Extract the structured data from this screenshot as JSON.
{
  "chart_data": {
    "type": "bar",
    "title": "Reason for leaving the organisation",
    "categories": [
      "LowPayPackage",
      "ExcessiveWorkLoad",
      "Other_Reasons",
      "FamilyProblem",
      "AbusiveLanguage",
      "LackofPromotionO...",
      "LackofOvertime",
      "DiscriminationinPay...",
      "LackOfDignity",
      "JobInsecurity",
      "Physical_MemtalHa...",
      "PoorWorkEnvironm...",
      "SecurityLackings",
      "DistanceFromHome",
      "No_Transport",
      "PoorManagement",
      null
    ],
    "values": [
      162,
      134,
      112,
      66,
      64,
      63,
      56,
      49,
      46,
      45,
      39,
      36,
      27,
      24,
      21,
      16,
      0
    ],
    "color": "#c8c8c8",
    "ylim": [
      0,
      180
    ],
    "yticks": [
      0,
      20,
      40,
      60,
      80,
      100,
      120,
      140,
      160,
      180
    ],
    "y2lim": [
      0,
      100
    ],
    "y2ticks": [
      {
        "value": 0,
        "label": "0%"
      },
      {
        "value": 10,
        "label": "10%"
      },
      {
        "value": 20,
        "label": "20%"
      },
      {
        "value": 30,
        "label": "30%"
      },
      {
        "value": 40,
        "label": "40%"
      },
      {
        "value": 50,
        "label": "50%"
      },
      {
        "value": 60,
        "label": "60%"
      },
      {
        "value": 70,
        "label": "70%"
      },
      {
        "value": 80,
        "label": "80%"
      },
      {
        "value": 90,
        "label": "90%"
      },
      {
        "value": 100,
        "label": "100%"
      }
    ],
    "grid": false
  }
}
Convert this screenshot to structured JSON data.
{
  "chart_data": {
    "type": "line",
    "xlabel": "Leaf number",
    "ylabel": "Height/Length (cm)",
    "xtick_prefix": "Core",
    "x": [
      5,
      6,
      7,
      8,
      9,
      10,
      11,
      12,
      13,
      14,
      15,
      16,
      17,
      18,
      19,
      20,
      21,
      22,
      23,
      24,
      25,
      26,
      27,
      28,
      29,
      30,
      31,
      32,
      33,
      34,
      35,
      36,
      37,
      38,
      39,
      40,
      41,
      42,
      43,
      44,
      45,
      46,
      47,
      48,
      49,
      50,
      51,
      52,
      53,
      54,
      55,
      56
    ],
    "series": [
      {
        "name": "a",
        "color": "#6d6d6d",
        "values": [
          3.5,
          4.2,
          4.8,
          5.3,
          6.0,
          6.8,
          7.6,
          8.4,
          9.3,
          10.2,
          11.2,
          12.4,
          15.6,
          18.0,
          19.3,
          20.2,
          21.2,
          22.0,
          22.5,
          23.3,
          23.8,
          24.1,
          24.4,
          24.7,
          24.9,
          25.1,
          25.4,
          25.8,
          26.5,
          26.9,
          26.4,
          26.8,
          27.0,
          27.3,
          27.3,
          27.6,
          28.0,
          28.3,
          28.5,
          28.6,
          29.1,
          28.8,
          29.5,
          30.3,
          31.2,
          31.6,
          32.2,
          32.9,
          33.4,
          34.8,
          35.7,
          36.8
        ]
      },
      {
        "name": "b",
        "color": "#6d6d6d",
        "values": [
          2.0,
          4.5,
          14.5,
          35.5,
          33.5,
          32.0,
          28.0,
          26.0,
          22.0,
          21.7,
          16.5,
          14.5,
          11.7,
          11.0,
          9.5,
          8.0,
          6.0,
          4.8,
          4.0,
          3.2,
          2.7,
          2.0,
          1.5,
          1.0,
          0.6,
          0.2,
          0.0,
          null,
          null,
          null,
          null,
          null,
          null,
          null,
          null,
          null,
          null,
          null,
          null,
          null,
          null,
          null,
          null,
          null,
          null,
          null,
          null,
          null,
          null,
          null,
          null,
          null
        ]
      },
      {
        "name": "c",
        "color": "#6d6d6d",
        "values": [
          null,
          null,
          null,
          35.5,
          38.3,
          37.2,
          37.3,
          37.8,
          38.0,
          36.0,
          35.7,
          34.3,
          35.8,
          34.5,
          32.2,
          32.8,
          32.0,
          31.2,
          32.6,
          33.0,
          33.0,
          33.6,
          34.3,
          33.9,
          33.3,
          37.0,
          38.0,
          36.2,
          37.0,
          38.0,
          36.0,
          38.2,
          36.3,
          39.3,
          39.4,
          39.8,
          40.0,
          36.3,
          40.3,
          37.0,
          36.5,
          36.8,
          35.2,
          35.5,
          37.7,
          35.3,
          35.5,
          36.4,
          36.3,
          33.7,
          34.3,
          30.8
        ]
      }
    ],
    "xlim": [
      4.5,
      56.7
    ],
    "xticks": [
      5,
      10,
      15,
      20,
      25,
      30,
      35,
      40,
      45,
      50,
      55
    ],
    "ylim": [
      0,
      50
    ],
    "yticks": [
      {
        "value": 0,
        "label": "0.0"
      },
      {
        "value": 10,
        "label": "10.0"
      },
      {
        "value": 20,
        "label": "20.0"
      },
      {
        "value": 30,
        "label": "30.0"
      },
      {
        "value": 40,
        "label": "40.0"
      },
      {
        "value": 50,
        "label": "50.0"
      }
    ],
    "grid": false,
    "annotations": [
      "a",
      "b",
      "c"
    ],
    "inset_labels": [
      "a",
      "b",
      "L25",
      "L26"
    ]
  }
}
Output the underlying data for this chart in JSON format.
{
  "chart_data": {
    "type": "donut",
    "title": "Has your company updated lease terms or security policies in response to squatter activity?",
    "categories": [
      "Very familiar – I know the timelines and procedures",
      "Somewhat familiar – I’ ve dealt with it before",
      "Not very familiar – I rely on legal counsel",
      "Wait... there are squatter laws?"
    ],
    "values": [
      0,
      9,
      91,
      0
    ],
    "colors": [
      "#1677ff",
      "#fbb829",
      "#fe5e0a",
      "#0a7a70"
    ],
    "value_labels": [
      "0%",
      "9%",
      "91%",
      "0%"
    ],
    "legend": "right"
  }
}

Exercise objective:
Transcribe the material above in its entirety. Match it exactly.

Reply to the task:
Extract the structured data from this screenshot as JSON.
{
  "chart_data": {
    "type": "bar",
    "title": "Reason for leaving the organisation",
    "categories": [
      "LowPayPackage",
      "ExcessiveWorkLoad",
      "Other_Reasons",
      "FamilyProblem",
      "AbusiveLanguage",
      "LackofPromotionO...",
      "LackofOvertime",
      "DiscriminationinPay...",
      "LackOfDignity",
      "JobInsecurity",
      "Physical_MemtalHa...",
      "PoorWorkEnvironm...",
      "SecurityLackings",
      "DistanceFromHome",
      "No_Transport",
      "PoorManagement",
      null
    ],
    "values": [
      162,
      134,
      112,
      66,
      64,
      63,
      56,
      49,
      46,
      45,
      39,
      36,
      27,
      24,
      21,
      16,
      0
    ],
    "color": "#c8c8c8",
    "ylim": [
      0,
      180
    ],
    "yticks": [
      0,
      20,
      40,
      60,
      80,
      100,
      120,
      140,
      160,
      180
    ],
    "y2lim": [
      0,
      100
    ],
    "y2ticks": [
      {
        "value": 0,
        "label": "0%"
      },
      {
        "value": 10,
        "label": "10%"
      },
      {
        "value": 20,
        "label": "20%"
      },
      {
        "value": 30,
        "label": "30%"
      },
      {
        "value": 40,
        "label": "40%"
      },
      {
        "value": 50,
        "label": "50%"
      },
      {
        "value": 60,
        "label": "60%"
      },
      {
        "value": 70,
        "label": "70%"
      },
      {
        "value": 80,
        "label": "80%"
      },
      {
        "value": 90,
        "label": "90%"
      },
      {
        "value": 100,
        "label": "100%"
      }
    ],
    "grid": false
  }
}
Convert this screenshot to structured JSON data.
{
  "chart_data": {
    "type": "line",
    "xlabel": "Leaf number",
    "ylabel": "Height/Length (cm)",
    "xtick_prefix": "Core",
    "x": [
      5,
      6,
      7,
      8,
      9,
      10,
      11,
      12,
      13,
      14,
      15,
      16,
      17,
      18,
      19,
      20,
      21,
      22,
      23,
      24,
      25,
      26,
      27,
      28,
      29,
      30,
      31,
      32,
      33,
      34,
      35,
      36,
      37,
      38,
      39,
      40,
      41,
      42,
      43,
      44,
      45,
      46,
      47,
      48,
      49,
      50,
      51,
      52,
      53,
      54,
      55,
      56
    ],
    "series": [
      {
        "name": "a",
        "color": "#6d6d6d",
        "values": [
          3.5,
          4.2,
          4.8,
          5.3,
          6.0,
          6.8,
          7.6,
          8.4,
          9.3,
          10.2,
          11.2,
          12.4,
          15.6,
          18.0,
          19.3,
          20.2,
          21.2,
          22.0,
          22.5,
          23.3,
          23.8,
          24.1,
          24.4,
          24.7,
          24.9,
          25.1,
          25.4,
          25.8,
          26.5,
          26.9,
          26.4,
          26.8,
          27.0,
          27.3,
          27.3,
          27.6,
          28.0,
          28.3,
          28.5,
          28.6,
          29.1,
          28.8,
          29.5,
          30.3,
          31.2,
          31.6,
          32.2,
          32.9,
          33.4,
          34.8,
          35.7,
          36.8
        ]
      },
      {
        "name": "b",
        "color": "#6d6d6d",
        "values": [
          2.0,
          4.5,
          14.5,
          35.5,
          33.5,
          32.0,
          28.0,
          26.0,
          22.0,
          21.7,
          16.5,
          14.5,
          11.7,
          11.0,
          9.5,
          8.0,
          6.0,
          4.8,
          4.0,
          3.2,
          2.7,
          2.0,
          1.5,
          1.0,
          0.6,
          0.2,
          0.0,
          null,
          null,
          null,
          null,
          null,
          null,
          null,
          null,
          null,
          null,
          null,
          null,
          null,
          null,
          null,
          null,
          null,
          null,
          null,
          null,
          null,
          null,
          null,
          null,
          null
        ]
      },
      {
        "name": "c",
        "color": "#6d6d6d",
        "values": [
          null,
          null,
          null,
          35.5,
          38.3,
          37.2,
          37.3,
          37.8,
          38.0,
          36.0,
          35.7,
          34.3,
          35.8,
          34.5,
          32.2,
          32.8,
          32.0,
          31.2,
          32.6,
          33.0,
          33.0,
          33.6,
          34.3,
          33.9,
          33.3,
          37.0,
          38.0,
          36.2,
          37.0,
          38.0,
          36.0,
          38.2,
          36.3,
          39.3,
          39.4,
          39.8,
          40.0,
          36.3,
          40.3,
          37.0,
          36.5,
          36.8,
          35.2,
          35.5,
          37.7,
          35.3,
          35.5,
          36.4,
          36.3,
          33.7,
          34.3,
          30.8
        ]
      }
    ],
    "xlim": [
      4.5,
      56.7
    ],
    "xticks": [
      5,
      10,
      15,
      20,
      25,
      30,
      35,
      40,
      45,
      50,
      55
    ],
    "ylim": [
      0,
      50
    ],
    "yticks": [
      {
        "value": 0,
        "label": "0.0"
      },
      {
        "value": 10,
        "label": "10.0"
      },
      {
        "value": 20,
        "label": "20.0"
      },
      {
        "value": 30,
        "label": "30.0"
      },
      {
        "value": 40,
        "label": "40.0"
      },
      {
        "value": 50,
        "label": "50.0"
      }
    ],
    "grid": false,
    "annotations": [
      "a",
      "b",
      "c"
    ],
    "inset_labels": [
      "a",
      "b",
      "L25",
      "L26"
    ]
  }
}
Output the underlying data for this chart in JSON format.
{
  "chart_data": {
    "type": "donut",
    "title": "Has your company updated lease terms or security policies in response to squatter activity?",
    "categories": [
      "Very familiar – I know the timelines and procedures",
      "Somewhat familiar – I’ ve dealt with it before",
      "Not very familiar – I rely on legal counsel",
      "Wait... there are squatter laws?"
    ],
    "values": [
      0,
      9,
      91,
      0
    ],
    "colors": [
      "#1677ff",
      "#fbb829",
      "#fe5e0a",
      "#0a7a70"
    ],
    "value_labels": [
      "0%",
      "9%",
      "91%",
      "0%"
    ],
    "legend": "right"
  }
}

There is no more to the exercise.